*Exercise directions*: Sift the listing for lines that hold the string "name" and pull them out.
┌──
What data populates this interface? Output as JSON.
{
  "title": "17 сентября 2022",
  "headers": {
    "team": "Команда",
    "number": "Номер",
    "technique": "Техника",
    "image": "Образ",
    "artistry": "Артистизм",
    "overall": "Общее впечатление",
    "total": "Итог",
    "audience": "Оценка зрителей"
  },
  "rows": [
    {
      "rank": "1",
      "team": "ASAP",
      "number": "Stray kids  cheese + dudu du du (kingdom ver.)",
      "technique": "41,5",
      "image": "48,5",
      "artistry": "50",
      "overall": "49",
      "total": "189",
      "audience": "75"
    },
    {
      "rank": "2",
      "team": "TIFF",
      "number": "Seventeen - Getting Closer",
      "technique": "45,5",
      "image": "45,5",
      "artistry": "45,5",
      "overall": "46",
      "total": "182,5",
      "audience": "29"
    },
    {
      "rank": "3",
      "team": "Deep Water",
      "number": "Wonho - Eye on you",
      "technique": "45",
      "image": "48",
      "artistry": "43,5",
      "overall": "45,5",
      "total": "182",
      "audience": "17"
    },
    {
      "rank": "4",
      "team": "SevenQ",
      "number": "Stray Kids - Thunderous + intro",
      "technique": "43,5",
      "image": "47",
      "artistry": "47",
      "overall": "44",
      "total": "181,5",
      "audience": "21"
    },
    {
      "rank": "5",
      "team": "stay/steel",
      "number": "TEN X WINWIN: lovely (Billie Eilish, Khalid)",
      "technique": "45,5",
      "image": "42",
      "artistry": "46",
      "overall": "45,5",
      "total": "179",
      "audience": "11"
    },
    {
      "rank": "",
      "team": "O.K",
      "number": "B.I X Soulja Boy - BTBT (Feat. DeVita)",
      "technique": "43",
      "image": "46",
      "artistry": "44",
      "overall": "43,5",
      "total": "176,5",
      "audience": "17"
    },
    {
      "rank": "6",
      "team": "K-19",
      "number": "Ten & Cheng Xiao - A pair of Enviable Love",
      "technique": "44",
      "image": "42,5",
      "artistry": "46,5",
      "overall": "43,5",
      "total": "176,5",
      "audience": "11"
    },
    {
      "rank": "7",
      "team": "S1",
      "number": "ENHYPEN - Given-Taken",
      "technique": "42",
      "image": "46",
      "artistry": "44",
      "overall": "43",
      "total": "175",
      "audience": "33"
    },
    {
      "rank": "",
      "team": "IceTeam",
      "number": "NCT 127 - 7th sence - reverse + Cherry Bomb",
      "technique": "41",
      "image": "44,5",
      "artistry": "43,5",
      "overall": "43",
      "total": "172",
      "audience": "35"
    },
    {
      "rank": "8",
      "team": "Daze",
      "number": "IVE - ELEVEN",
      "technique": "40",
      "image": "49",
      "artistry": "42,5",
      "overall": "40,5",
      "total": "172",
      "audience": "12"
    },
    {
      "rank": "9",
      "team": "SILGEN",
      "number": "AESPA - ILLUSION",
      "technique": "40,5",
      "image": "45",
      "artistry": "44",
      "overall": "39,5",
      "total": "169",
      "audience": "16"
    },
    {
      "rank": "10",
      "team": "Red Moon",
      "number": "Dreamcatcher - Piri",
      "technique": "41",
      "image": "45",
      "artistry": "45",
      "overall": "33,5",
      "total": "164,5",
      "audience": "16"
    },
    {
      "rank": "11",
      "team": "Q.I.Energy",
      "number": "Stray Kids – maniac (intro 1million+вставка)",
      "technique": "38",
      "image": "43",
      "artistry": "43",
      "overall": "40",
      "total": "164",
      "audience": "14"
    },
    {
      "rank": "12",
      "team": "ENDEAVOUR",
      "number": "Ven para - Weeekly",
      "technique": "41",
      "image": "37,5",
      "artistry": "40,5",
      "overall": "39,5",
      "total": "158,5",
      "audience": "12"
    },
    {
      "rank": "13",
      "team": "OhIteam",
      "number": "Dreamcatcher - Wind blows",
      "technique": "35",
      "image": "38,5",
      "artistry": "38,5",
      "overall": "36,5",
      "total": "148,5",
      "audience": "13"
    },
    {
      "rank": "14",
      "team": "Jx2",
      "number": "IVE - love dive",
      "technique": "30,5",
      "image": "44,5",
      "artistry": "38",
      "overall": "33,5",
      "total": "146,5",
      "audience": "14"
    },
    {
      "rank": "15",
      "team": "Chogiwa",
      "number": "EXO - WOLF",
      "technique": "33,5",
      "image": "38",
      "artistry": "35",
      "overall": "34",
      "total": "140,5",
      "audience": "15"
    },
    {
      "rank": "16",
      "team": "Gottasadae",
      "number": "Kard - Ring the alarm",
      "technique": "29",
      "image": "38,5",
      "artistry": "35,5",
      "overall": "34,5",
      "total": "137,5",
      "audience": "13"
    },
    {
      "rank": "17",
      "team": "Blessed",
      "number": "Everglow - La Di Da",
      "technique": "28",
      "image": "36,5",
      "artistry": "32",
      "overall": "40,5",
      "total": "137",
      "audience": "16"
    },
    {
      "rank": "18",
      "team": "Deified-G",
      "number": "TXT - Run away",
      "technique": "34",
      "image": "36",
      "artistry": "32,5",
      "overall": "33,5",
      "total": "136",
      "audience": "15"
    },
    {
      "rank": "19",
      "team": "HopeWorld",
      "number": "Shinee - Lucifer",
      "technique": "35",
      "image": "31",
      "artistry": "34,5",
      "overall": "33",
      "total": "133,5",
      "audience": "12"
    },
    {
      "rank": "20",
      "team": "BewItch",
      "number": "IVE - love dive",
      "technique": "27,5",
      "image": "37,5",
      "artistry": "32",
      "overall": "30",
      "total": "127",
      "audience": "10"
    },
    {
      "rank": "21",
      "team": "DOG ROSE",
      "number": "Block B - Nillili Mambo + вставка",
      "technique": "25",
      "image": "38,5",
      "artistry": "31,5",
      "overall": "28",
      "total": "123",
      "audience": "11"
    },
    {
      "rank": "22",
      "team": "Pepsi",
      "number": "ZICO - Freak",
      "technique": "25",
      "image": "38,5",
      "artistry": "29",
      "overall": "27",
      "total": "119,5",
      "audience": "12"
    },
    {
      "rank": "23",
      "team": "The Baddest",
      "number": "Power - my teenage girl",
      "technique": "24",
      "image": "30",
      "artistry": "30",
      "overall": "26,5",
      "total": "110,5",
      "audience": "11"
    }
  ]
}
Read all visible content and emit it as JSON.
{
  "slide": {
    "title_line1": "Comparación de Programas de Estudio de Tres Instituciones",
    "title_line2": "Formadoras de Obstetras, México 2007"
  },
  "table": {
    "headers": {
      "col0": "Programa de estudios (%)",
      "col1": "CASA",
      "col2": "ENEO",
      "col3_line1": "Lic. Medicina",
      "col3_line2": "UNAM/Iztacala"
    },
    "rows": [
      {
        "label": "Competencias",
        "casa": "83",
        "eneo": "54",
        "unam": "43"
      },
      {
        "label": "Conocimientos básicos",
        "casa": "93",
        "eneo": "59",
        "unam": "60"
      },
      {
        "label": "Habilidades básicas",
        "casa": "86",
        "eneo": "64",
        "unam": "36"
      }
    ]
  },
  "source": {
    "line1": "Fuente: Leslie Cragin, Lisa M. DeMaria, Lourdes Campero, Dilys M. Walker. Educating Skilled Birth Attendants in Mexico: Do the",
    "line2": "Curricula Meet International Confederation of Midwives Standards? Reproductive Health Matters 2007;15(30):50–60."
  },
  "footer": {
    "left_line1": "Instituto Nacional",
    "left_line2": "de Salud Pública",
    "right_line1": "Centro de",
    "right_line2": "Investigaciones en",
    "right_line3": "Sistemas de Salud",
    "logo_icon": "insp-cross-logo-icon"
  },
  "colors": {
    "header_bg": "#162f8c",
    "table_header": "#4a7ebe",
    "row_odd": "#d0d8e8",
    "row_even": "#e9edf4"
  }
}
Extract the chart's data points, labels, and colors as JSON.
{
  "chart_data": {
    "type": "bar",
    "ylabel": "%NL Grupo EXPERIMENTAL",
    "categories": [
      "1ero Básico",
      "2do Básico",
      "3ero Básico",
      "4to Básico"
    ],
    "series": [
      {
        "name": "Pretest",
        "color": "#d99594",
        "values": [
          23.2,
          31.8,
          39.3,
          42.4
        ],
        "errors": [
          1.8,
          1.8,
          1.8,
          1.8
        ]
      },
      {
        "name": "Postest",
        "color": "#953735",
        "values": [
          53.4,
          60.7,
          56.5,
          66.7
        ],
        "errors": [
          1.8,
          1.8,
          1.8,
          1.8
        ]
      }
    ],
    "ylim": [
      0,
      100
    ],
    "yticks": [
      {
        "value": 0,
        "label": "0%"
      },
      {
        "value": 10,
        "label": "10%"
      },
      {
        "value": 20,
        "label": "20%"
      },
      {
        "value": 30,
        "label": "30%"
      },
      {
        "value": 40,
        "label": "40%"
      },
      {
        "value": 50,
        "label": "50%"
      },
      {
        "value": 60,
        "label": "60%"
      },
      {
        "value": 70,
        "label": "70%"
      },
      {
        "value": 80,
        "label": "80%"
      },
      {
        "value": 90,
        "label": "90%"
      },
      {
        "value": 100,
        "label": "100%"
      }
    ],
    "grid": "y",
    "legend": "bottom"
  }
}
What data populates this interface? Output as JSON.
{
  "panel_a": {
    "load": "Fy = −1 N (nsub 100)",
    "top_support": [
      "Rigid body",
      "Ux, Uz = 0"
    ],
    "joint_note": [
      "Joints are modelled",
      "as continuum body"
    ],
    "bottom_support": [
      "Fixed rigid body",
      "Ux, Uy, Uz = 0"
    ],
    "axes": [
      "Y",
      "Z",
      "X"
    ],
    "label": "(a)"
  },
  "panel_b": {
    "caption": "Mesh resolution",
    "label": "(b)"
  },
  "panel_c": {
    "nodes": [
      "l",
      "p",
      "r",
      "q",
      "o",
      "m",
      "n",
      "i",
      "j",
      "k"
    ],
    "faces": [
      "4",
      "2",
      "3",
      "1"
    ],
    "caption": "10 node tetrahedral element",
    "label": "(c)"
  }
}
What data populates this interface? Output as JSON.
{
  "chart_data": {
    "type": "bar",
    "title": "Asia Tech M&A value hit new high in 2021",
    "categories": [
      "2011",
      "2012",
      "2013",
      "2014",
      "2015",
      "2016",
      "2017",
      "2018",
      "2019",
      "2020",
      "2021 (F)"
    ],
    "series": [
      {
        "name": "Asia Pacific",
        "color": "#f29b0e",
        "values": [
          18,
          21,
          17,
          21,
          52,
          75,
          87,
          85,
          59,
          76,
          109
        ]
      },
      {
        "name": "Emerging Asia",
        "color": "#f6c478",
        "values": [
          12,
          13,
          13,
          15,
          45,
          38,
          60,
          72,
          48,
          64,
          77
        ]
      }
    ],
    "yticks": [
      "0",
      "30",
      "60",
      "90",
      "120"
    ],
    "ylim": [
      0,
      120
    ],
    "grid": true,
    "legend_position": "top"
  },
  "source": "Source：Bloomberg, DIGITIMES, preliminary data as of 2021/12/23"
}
└──
*Finished task*:
        "name": "Pretest",
        "name": "Postest",
        "name": "Asia Pacific",
        "name": "Emerging Asia",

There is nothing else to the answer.